- The records -
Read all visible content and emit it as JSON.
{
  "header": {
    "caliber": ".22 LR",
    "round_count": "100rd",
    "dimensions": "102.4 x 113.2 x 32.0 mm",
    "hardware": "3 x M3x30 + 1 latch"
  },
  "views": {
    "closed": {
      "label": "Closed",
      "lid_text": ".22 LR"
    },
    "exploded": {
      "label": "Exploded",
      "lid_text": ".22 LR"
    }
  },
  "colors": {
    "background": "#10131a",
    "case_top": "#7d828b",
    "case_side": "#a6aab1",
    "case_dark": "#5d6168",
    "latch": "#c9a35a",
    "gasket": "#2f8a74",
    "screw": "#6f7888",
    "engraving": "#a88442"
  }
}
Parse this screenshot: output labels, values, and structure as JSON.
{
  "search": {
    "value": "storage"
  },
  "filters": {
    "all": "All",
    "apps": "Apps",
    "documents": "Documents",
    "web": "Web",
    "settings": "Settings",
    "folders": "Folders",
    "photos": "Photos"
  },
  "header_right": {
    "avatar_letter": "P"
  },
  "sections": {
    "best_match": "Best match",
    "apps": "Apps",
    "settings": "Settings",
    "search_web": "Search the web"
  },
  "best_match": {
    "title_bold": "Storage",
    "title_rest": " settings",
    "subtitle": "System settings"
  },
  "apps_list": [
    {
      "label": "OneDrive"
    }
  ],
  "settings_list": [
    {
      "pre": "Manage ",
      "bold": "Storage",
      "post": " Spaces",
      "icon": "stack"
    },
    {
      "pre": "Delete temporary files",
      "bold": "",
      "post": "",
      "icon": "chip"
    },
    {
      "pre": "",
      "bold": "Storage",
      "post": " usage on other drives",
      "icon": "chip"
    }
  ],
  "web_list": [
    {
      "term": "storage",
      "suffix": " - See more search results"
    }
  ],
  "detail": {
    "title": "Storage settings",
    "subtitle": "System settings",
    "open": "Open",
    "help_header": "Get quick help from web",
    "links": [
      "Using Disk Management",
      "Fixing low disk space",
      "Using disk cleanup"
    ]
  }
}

- Written request -
Pick out every line holding the string "System" and return it.

- Written answer -
    "subtitle": "System settings"
    "subtitle": "System settings",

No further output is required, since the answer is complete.